'''
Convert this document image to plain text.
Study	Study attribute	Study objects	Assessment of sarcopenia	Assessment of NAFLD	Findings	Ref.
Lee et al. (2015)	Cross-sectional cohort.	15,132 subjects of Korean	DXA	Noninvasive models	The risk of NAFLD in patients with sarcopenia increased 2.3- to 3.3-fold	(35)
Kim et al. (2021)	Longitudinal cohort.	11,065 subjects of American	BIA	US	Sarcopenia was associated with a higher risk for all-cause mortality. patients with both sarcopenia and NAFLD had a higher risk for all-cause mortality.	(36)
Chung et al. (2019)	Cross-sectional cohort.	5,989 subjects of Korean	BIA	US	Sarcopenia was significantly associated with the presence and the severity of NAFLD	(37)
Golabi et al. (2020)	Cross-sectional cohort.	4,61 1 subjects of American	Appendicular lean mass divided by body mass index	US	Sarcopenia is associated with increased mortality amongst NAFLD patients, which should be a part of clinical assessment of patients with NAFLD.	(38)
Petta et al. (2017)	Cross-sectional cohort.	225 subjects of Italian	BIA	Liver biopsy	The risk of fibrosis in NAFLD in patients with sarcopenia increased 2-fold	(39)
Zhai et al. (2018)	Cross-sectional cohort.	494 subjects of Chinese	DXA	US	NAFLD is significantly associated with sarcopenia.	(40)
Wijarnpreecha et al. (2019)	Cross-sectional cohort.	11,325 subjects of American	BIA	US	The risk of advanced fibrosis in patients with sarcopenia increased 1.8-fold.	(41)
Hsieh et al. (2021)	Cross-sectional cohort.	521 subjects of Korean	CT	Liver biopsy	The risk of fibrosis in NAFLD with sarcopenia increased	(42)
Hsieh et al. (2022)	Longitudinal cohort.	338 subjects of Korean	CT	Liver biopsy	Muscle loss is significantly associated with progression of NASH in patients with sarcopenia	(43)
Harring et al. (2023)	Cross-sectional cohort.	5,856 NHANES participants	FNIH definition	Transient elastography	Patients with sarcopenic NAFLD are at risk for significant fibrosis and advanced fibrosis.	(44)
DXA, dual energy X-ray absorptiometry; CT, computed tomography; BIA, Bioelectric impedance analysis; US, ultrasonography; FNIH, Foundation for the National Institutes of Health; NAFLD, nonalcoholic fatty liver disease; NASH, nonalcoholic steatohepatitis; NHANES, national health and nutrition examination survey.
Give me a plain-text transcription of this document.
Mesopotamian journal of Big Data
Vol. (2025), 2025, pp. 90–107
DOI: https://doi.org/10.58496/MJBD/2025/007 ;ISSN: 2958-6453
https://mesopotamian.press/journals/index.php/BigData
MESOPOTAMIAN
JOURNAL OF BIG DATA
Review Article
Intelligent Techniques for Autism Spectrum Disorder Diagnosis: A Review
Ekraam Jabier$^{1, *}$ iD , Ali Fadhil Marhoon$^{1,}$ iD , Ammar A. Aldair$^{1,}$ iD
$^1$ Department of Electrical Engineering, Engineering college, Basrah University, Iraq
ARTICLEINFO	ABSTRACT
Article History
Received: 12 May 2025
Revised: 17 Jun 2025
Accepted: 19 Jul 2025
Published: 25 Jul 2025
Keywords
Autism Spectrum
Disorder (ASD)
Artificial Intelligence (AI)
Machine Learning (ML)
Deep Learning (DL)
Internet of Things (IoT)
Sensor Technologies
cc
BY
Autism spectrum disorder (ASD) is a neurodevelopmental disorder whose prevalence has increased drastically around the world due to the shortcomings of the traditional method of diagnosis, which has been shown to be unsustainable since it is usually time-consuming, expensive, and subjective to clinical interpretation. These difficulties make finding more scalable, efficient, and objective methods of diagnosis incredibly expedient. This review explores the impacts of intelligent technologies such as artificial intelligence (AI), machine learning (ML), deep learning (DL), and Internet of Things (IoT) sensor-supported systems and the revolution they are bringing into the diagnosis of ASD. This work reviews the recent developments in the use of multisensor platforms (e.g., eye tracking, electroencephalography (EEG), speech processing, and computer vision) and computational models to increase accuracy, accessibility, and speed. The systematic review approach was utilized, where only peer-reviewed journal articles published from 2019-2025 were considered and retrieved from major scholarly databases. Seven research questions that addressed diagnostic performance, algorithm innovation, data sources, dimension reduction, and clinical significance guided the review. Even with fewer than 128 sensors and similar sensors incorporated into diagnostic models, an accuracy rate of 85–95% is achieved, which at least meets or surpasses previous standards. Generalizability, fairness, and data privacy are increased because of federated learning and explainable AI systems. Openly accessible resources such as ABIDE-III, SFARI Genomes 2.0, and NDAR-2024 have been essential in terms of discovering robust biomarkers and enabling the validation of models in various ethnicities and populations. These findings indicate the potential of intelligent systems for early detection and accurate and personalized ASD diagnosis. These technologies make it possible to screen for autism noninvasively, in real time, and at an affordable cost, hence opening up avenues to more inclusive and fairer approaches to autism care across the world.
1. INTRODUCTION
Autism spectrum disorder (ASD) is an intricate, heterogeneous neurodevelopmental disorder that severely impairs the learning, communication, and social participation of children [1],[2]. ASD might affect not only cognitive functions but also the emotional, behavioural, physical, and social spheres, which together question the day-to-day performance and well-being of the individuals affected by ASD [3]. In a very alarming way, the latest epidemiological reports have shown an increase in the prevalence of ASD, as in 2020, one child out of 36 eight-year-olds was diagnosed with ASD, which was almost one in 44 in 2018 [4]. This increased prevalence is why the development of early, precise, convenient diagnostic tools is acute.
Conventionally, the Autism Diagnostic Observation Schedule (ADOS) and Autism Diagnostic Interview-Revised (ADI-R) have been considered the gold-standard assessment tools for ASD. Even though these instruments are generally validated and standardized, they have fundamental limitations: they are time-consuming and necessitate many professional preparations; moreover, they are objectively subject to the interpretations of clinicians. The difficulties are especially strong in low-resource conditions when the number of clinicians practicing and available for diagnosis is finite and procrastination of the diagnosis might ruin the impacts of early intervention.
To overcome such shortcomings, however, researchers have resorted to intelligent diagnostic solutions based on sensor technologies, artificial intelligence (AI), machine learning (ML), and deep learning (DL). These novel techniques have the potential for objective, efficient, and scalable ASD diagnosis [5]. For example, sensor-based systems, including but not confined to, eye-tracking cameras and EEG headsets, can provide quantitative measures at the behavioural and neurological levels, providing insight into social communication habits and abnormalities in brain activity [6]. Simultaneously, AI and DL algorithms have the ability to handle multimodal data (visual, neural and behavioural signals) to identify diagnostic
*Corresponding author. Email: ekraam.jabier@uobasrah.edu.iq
'''
* [Exercise details] From the first line to the last, return the listing exactly.

* [Finished exercise]
Convert this document image to plain text.
Study	Study attribute	Study objects	Assessment of sarcopenia	Assessment of NAFLD	Findings	Ref.
Lee et al. (2015)	Cross-sectional cohort.	15,132 subjects of Korean	DXA	Noninvasive models	The risk of NAFLD in patients with sarcopenia increased 2.3- to 3.3-fold	(35)
Kim et al. (2021)	Longitudinal cohort.	11,065 subjects of American	BIA	US	Sarcopenia was associated with a higher risk for all-cause mortality. patients with both sarcopenia and NAFLD had a higher risk for all-cause mortality.	(36)
Chung et al. (2019)	Cross-sectional cohort.	5,989 subjects of Korean	BIA	US	Sarcopenia was significantly associated with the presence and the severity of NAFLD	(37)
Golabi et al. (2020)	Cross-sectional cohort.	4,61 1 subjects of American	Appendicular lean mass divided by body mass index	US	Sarcopenia is associated with increased mortality amongst NAFLD patients, which should be a part of clinical assessment of patients with NAFLD.	(38)
Petta et al. (2017)	Cross-sectional cohort.	225 subjects of Italian	BIA	Liver biopsy	The risk of fibrosis in NAFLD in patients with sarcopenia increased 2-fold	(39)
Zhai et al. (2018)	Cross-sectional cohort.	494 subjects of Chinese	DXA	US	NAFLD is significantly associated with sarcopenia.	(40)
Wijarnpreecha et al. (2019)	Cross-sectional cohort.	11,325 subjects of American	BIA	US	The risk of advanced fibrosis in patients with sarcopenia increased 1.8-fold.	(41)
Hsieh et al. (2021)	Cross-sectional cohort.	521 subjects of Korean	CT	Liver biopsy	The risk of fibrosis in NAFLD with sarcopenia increased	(42)
Hsieh et al. (2022)	Longitudinal cohort.	338 subjects of Korean	CT	Liver biopsy	Muscle loss is significantly associated with progression of NASH in patients with sarcopenia	(43)
Harring et al. (2023)	Cross-sectional cohort.	5,856 NHANES participants	FNIH definition	Transient elastography	Patients with sarcopenic NAFLD are at risk for significant fibrosis and advanced fibrosis.	(44)
DXA, dual energy X-ray absorptiometry; CT, computed tomography; BIA, Bioelectric impedance analysis; US, ultrasonography; FNIH, Foundation for the National Institutes of Health; NAFLD, nonalcoholic fatty liver disease; NASH, nonalcoholic steatohepatitis; NHANES, national health and nutrition examination survey.
Give me a plain-text transcription of this document.
Mesopotamian journal of Big Data
Vol. (2025), 2025, pp. 90–107
DOI: https://doi.org/10.58496/MJBD/2025/007 ;ISSN: 2958-6453
https://mesopotamian.press/journals/index.php/BigData
MESOPOTAMIAN
JOURNAL OF BIG DATA
Review Article
Intelligent Techniques for Autism Spectrum Disorder Diagnosis: A Review
Ekraam Jabier$^{1, *}$ iD , Ali Fadhil Marhoon$^{1,}$ iD , Ammar A. Aldair$^{1,}$ iD
$^1$ Department of Electrical Engineering, Engineering college, Basrah University, Iraq
ARTICLEINFO	ABSTRACT
Article History
Received: 12 May 2025
Revised: 17 Jun 2025
Accepted: 19 Jul 2025
Published: 25 Jul 2025
Keywords
Autism Spectrum
Disorder (ASD)
Artificial Intelligence (AI)
Machine Learning (ML)
Deep Learning (DL)
Internet of Things (IoT)
Sensor Technologies
cc
BY
Autism spectrum disorder (ASD) is a neurodevelopmental disorder whose prevalence has increased drastically around the world due to the shortcomings of the traditional method of diagnosis, which has been shown to be unsustainable since it is usually time-consuming, expensive, and subjective to clinical interpretation. These difficulties make finding more scalable, efficient, and objective methods of diagnosis incredibly expedient. This review explores the impacts of intelligent technologies such as artificial intelligence (AI), machine learning (ML), deep learning (DL), and Internet of Things (IoT) sensor-supported systems and the revolution they are bringing into the diagnosis of ASD. This work reviews the recent developments in the use of multisensor platforms (e.g., eye tracking, electroencephalography (EEG), speech processing, and computer vision) and computational models to increase accuracy, accessibility, and speed. The systematic review approach was utilized, where only peer-reviewed journal articles published from 2019-2025 were considered and retrieved from major scholarly databases. Seven research questions that addressed diagnostic performance, algorithm innovation, data sources, dimension reduction, and clinical significance guided the review. Even with fewer than 128 sensors and similar sensors incorporated into diagnostic models, an accuracy rate of 85–95% is achieved, which at least meets or surpasses previous standards. Generalizability, fairness, and data privacy are increased because of federated learning and explainable AI systems. Openly accessible resources such as ABIDE-III, SFARI Genomes 2.0, and NDAR-2024 have been essential in terms of discovering robust biomarkers and enabling the validation of models in various ethnicities and populations. These findings indicate the potential of intelligent systems for early detection and accurate and personalized ASD diagnosis. These technologies make it possible to screen for autism noninvasively, in real time, and at an affordable cost, hence opening up avenues to more inclusive and fairer approaches to autism care across the world.
1. INTRODUCTION
Autism spectrum disorder (ASD) is an intricate, heterogeneous neurodevelopmental disorder that severely impairs the learning, communication, and social participation of children [1],[2]. ASD might affect not only cognitive functions but also the emotional, behavioural, physical, and social spheres, which together question the day-to-day performance and well-being of the individuals affected by ASD [3]. In a very alarming way, the latest epidemiological reports have shown an increase in the prevalence of ASD, as in 2020, one child out of 36 eight-year-olds was diagnosed with ASD, which was almost one in 44 in 2018 [4]. This increased prevalence is why the development of early, precise, convenient diagnostic tools is acute.
Conventionally, the Autism Diagnostic Observation Schedule (ADOS) and Autism Diagnostic Interview-Revised (ADI-R) have been considered the gold-standard assessment tools for ASD. Even though these instruments are generally validated and standardized, they have fundamental limitations: they are time-consuming and necessitate many professional preparations; moreover, they are objectively subject to the interpretations of clinicians. The difficulties are especially strong in low-resource conditions when the number of clinicians practicing and available for diagnosis is finite and procrastination of the diagnosis might ruin the impacts of early intervention.
To overcome such shortcomings, however, researchers have resorted to intelligent diagnostic solutions based on sensor technologies, artificial intelligence (AI), machine learning (ML), and deep learning (DL). These novel techniques have the potential for objective, efficient, and scalable ASD diagnosis [5]. For example, sensor-based systems, including but not confined to, eye-tracking cameras and EEG headsets, can provide quantitative measures at the behavioural and neurological levels, providing insight into social communication habits and abnormalities in brain activity [6]. Simultaneously, AI and DL algorithms have the ability to handle multimodal data (visual, neural and behavioural signals) to identify diagnostic
*Corresponding author. Email: ekraam.jabier@uobasrah.edu.iq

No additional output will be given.